**WRITTEN REQUEST**
Identify and reproduce every line holding the string "Minister".

<<<<

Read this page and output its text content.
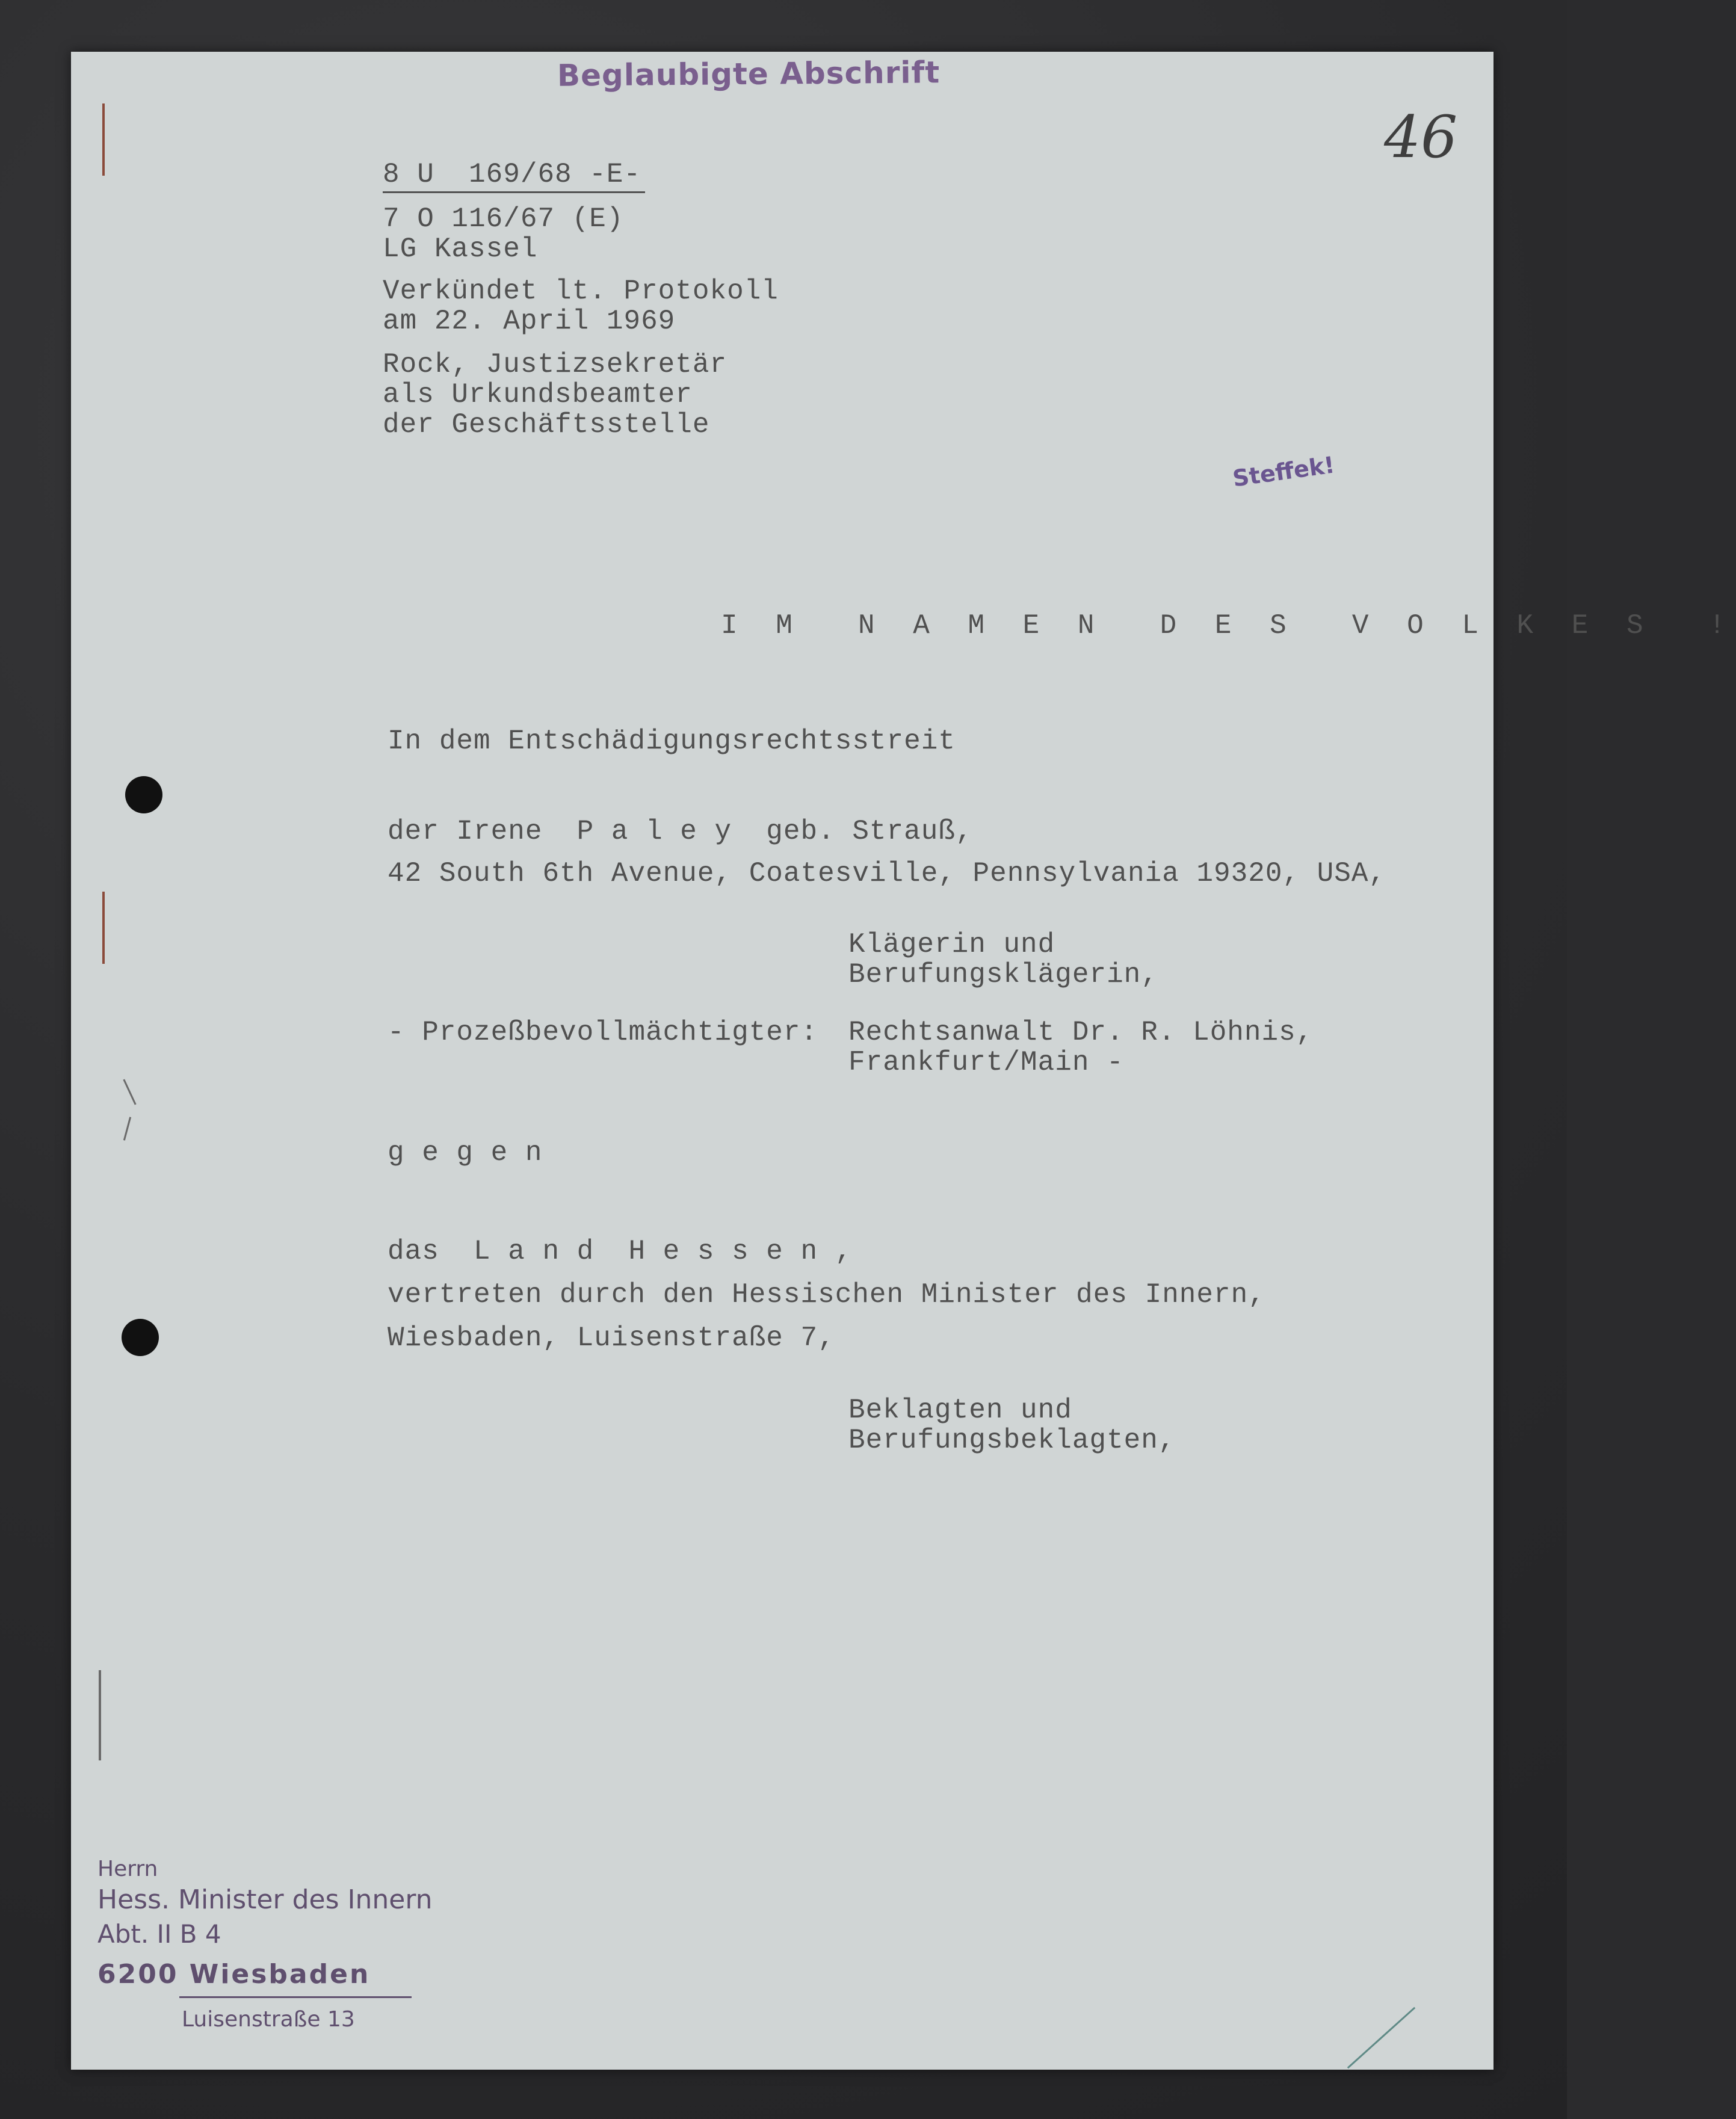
Beglaubigte Abschrift
46
8 U  169/68 -E-
7 O 116/67 (E)
LG Kassel
Verkündet lt. Protokoll
am 22. April 1969
Rock, Justizsekretär
als Urkundsbeamter
der Geschäftsstelle
Steffek!
I M  N A M E N  D E S  V O L K E S  !
In dem Entschädigungsrechtsstreit
der Irene  P a l e y  geb. Strauß,
42 South 6th Avenue, Coatesville, Pennsylvania 19320, USA,
Klägerin und
Berufungsklägerin,
- Prozeßbevollmächtigter: Rechtsanwalt Dr. R. Löhnis,
Frankfurt/Main -
g e g e n
das  L a n d  H e s s e n ,
vertreten durch den Hessischen Minister des Innern,
Wiesbaden, Luisenstraße 7,
Beklagten und
Berufungsbeklagten,
Herrn
Hess. Minister des Innern
Abt. II B 4
6200 Wiesbaden
Luisenstraße 13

>>>>

**FULL OUTPUT**
vertreten durch den Hessischen Minister des Innern,
Hess. Minister des Innern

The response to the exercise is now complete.